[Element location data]

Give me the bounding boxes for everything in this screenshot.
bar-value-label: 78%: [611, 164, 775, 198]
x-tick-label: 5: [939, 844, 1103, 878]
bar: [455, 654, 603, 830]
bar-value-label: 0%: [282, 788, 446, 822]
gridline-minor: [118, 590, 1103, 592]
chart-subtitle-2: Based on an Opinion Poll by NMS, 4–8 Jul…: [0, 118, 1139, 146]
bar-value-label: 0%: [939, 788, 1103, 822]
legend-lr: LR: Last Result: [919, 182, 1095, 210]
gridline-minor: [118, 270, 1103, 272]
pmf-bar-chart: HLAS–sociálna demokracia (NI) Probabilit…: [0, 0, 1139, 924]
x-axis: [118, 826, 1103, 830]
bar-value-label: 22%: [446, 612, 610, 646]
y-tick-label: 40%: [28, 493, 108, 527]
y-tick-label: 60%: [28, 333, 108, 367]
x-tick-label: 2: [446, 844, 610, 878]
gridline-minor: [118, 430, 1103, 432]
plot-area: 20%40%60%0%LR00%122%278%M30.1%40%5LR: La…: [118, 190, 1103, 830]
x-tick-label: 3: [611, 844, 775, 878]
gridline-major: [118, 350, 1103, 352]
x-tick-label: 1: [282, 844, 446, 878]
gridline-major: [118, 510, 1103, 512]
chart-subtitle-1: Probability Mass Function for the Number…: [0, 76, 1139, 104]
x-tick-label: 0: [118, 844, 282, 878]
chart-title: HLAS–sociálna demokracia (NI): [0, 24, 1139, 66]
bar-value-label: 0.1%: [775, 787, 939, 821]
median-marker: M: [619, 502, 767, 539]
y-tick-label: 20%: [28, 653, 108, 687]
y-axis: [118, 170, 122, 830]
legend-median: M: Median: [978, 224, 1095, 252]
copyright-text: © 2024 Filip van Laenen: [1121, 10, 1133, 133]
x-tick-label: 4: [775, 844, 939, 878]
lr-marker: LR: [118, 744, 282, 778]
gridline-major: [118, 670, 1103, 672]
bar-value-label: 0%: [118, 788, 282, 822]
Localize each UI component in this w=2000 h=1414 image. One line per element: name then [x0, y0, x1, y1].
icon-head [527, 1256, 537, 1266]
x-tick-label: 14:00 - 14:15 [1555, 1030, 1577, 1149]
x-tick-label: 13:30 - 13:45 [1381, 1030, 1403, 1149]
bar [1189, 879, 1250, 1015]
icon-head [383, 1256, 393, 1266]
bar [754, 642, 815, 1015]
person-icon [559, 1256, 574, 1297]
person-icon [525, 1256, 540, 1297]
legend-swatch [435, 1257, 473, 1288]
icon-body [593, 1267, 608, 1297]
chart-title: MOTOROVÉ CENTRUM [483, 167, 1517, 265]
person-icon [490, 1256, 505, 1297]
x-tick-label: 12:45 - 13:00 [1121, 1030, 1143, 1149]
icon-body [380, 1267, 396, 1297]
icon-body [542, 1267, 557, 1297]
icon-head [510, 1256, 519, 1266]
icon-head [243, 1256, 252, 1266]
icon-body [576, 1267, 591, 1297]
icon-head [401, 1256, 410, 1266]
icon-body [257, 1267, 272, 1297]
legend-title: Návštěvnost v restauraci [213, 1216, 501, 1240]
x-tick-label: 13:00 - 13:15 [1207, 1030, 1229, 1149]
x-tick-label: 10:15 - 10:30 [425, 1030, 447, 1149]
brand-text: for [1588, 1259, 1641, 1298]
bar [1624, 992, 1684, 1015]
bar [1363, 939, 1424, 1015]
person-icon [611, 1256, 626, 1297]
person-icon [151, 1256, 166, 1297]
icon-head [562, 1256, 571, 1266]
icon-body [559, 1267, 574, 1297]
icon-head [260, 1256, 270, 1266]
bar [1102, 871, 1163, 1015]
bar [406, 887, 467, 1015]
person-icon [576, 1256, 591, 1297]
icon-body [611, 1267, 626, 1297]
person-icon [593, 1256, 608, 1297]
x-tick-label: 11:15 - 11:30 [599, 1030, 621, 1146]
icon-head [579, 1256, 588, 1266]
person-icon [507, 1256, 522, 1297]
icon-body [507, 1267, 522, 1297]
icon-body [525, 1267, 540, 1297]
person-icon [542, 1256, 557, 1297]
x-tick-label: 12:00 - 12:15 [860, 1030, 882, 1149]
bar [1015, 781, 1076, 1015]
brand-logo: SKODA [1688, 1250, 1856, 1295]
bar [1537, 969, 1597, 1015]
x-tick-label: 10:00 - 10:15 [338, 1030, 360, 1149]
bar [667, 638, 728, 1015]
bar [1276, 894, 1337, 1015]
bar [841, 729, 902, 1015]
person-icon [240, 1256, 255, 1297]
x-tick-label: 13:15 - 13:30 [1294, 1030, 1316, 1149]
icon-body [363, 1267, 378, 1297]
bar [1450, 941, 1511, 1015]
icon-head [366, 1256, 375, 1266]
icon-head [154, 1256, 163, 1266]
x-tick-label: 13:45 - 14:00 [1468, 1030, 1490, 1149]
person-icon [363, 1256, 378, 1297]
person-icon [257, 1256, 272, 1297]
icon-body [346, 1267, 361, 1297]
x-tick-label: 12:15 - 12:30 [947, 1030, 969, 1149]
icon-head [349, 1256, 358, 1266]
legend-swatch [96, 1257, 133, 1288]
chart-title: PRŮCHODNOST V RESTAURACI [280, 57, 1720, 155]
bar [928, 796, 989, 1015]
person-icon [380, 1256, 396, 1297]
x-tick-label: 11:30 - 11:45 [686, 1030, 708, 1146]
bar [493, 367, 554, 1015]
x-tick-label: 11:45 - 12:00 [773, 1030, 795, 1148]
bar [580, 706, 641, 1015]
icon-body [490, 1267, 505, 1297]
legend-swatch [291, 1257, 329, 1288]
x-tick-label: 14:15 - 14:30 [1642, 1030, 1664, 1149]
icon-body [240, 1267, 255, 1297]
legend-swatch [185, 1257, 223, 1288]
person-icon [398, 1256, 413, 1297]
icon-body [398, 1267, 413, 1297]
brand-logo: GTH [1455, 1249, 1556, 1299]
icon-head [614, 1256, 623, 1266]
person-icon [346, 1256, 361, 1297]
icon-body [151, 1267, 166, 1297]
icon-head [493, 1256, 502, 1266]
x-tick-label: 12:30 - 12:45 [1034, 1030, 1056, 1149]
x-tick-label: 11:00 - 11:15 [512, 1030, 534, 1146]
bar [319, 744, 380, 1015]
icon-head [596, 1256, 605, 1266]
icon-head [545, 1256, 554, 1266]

> [Job]:
Copy every line of the listing above verbatim.

> [Written answer]:
Give me the bounding boxes for everything in this screenshot.
bar-value-label: 78%: [611, 164, 775, 198]
x-tick-label: 5: [939, 844, 1103, 878]
bar: [455, 654, 603, 830]
bar-value-label: 0%: [282, 788, 446, 822]
gridline-minor: [118, 590, 1103, 592]
chart-subtitle-2: Based on an Opinion Poll by NMS, 4–8 Jul…: [0, 118, 1139, 146]
bar-value-label: 0%: [939, 788, 1103, 822]
legend-lr: LR: Last Result: [919, 182, 1095, 210]
gridline-minor: [118, 270, 1103, 272]
pmf-bar-chart: HLAS–sociálna demokracia (NI) Probabilit…: [0, 0, 1139, 924]
x-axis: [118, 826, 1103, 830]
bar-value-label: 22%: [446, 612, 610, 646]
y-tick-label: 40%: [28, 493, 108, 527]
y-tick-label: 60%: [28, 333, 108, 367]
x-tick-label: 2: [446, 844, 610, 878]
gridline-minor: [118, 430, 1103, 432]
plot-area: 20%40%60%0%LR00%122%278%M30.1%40%5LR: La…: [118, 190, 1103, 830]
x-tick-label: 3: [611, 844, 775, 878]
gridline-major: [118, 350, 1103, 352]
x-tick-label: 1: [282, 844, 446, 878]
gridline-major: [118, 510, 1103, 512]
chart-subtitle-1: Probability Mass Function for the Number…: [0, 76, 1139, 104]
x-tick-label: 0: [118, 844, 282, 878]
chart-title: HLAS–sociálna demokracia (NI): [0, 24, 1139, 66]
bar-value-label: 0.1%: [775, 787, 939, 821]
median-marker: M: [619, 502, 767, 539]
y-tick-label: 20%: [28, 653, 108, 687]
y-axis: [118, 170, 122, 830]
legend-median: M: Median: [978, 224, 1095, 252]
copyright-text: © 2024 Filip van Laenen: [1121, 10, 1133, 133]
x-tick-label: 4: [775, 844, 939, 878]
lr-marker: LR: [118, 744, 282, 778]
gridline-major: [118, 670, 1103, 672]
bar-value-label: 0%: [118, 788, 282, 822]
Localize each UI component in this w=2000 h=1414 image. One line per element: name then [x0, y0, x1, y1].
icon-head [527, 1256, 537, 1266]
x-tick-label: 14:00 - 14:15 [1555, 1030, 1577, 1149]
x-tick-label: 13:30 - 13:45 [1381, 1030, 1403, 1149]
bar [1189, 879, 1250, 1015]
icon-head [383, 1256, 393, 1266]
bar [754, 642, 815, 1015]
person-icon [559, 1256, 574, 1297]
person-icon [525, 1256, 540, 1297]
legend-swatch [435, 1257, 473, 1288]
icon-body [593, 1267, 608, 1297]
chart-title: MOTOROVÉ CENTRUM [483, 167, 1517, 265]
person-icon [490, 1256, 505, 1297]
x-tick-label: 12:45 - 13:00 [1121, 1030, 1143, 1149]
icon-body [380, 1267, 396, 1297]
icon-body [542, 1267, 557, 1297]
icon-head [510, 1256, 519, 1266]
icon-head [243, 1256, 252, 1266]
icon-body [576, 1267, 591, 1297]
icon-head [401, 1256, 410, 1266]
icon-body [257, 1267, 272, 1297]
legend-title: Návštěvnost v restauraci [213, 1216, 501, 1240]
x-tick-label: 13:00 - 13:15 [1207, 1030, 1229, 1149]
x-tick-label: 10:15 - 10:30 [425, 1030, 447, 1149]
brand-text: for [1588, 1259, 1641, 1298]
bar [1624, 992, 1684, 1015]
bar [1363, 939, 1424, 1015]
person-icon [611, 1256, 626, 1297]
person-icon [151, 1256, 166, 1297]
icon-head [562, 1256, 571, 1266]
icon-body [559, 1267, 574, 1297]
icon-head [260, 1256, 270, 1266]
bar [1102, 871, 1163, 1015]
bar [406, 887, 467, 1015]
person-icon [576, 1256, 591, 1297]
icon-body [611, 1267, 626, 1297]
person-icon [593, 1256, 608, 1297]
x-tick-label: 11:15 - 11:30 [599, 1030, 621, 1146]
icon-head [579, 1256, 588, 1266]
person-icon [507, 1256, 522, 1297]
icon-body [507, 1267, 522, 1297]
icon-body [525, 1267, 540, 1297]
person-icon [542, 1256, 557, 1297]
x-tick-label: 12:00 - 12:15 [860, 1030, 882, 1149]
bar [1015, 781, 1076, 1015]
brand-logo: SKODA [1688, 1250, 1856, 1295]
bar [1537, 969, 1597, 1015]
x-tick-label: 10:00 - 10:15 [338, 1030, 360, 1149]
bar [667, 638, 728, 1015]
bar [1276, 894, 1337, 1015]
bar [841, 729, 902, 1015]
person-icon [240, 1256, 255, 1297]
x-tick-label: 13:15 - 13:30 [1294, 1030, 1316, 1149]
icon-body [363, 1267, 378, 1297]
bar [1450, 941, 1511, 1015]
icon-head [366, 1256, 375, 1266]
icon-head [154, 1256, 163, 1266]
x-tick-label: 13:45 - 14:00 [1468, 1030, 1490, 1149]
person-icon [363, 1256, 378, 1297]
person-icon [257, 1256, 272, 1297]
icon-body [346, 1267, 361, 1297]
x-tick-label: 12:15 - 12:30 [947, 1030, 969, 1149]
icon-head [349, 1256, 358, 1266]
legend-swatch [96, 1257, 133, 1288]
chart-title: PRŮCHODNOST V RESTAURACI [280, 57, 1720, 155]
bar [928, 796, 989, 1015]
person-icon [380, 1256, 396, 1297]
x-tick-label: 11:30 - 11:45 [686, 1030, 708, 1146]
bar [493, 367, 554, 1015]
x-tick-label: 11:45 - 12:00 [773, 1030, 795, 1148]
bar [580, 706, 641, 1015]
icon-body [490, 1267, 505, 1297]
legend-swatch [291, 1257, 329, 1288]
x-tick-label: 14:15 - 14:30 [1642, 1030, 1664, 1149]
icon-body [240, 1267, 255, 1297]
legend-swatch [185, 1257, 223, 1288]
person-icon [398, 1256, 413, 1297]
icon-body [398, 1267, 413, 1297]
brand-logo: GTH [1455, 1249, 1556, 1299]
icon-head [614, 1256, 623, 1266]
person-icon [346, 1256, 361, 1297]
icon-body [151, 1267, 166, 1297]
icon-head [493, 1256, 502, 1266]
x-tick-label: 12:30 - 12:45 [1034, 1030, 1056, 1149]
x-tick-label: 11:00 - 11:15 [512, 1030, 534, 1146]
bar [319, 744, 380, 1015]
icon-head [596, 1256, 605, 1266]
icon-head [545, 1256, 554, 1266]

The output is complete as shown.